What to do
In the listing below, count the lines with "molar" and report only the figure.

(Part of a data file)
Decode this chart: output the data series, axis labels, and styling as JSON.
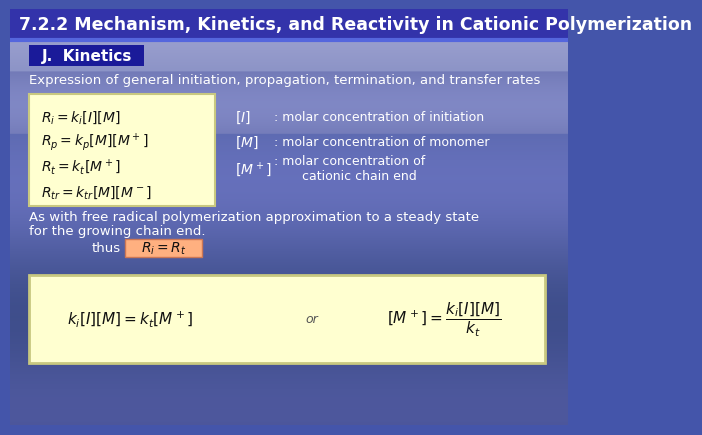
{
  "title": "7.2.2 Mechanism, Kinetics, and Reactivity in Cationic Polymerization",
  "title_color": "#FFFFFF",
  "title_fontsize": 12.5,
  "header_label": "J.  Kinetics",
  "header_bg": "#1a1a99",
  "header_text_color": "#FFFFFF",
  "subtitle": "Expression of general initiation, propagation, termination, and transfer rates",
  "equations_left": [
    "$R_i = k_i[I][M]$",
    "$R_p = k_p[M][M^+]$",
    "$R_t = k_t[M^+]$",
    "$R_{tr} = k_{tr}[M][M^-]$"
  ],
  "annot_syms": [
    "$[I]$",
    "$[M]$",
    "$[M^+]$"
  ],
  "annot_texts": [
    ": molar concentration of initiation",
    ": molar concentration of monomer",
    ": molar concentration of\n       cationic chain end"
  ],
  "steady_state_text1": "As with free radical polymerization approximation to a steady state",
  "steady_state_text2": "for the growing chain end.",
  "thus_label": "thus",
  "thus_eq": "$R_i = R_t$",
  "bottom_eq_left": "$k_i[I][M] = k_t[M^+]$",
  "bottom_or": "or",
  "bottom_eq_right": "$[M^+] = \\dfrac{k_i[I][M]}{k_t}$",
  "text_color_white": "#FFFFFF",
  "eq_box_color": "#FFFFD0",
  "eq_box_edge": "#C8C880",
  "thus_box_color": "#FFB080",
  "thus_box_edge": "#CC7755",
  "bottom_box_color": "#FFFFD0",
  "bottom_box_edge": "#C8C880",
  "title_bar_color": "#3333aa",
  "line_color": "#4455cc",
  "bg_top": "#8899cc",
  "bg_bottom": "#3344aa"
}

Correct answer
3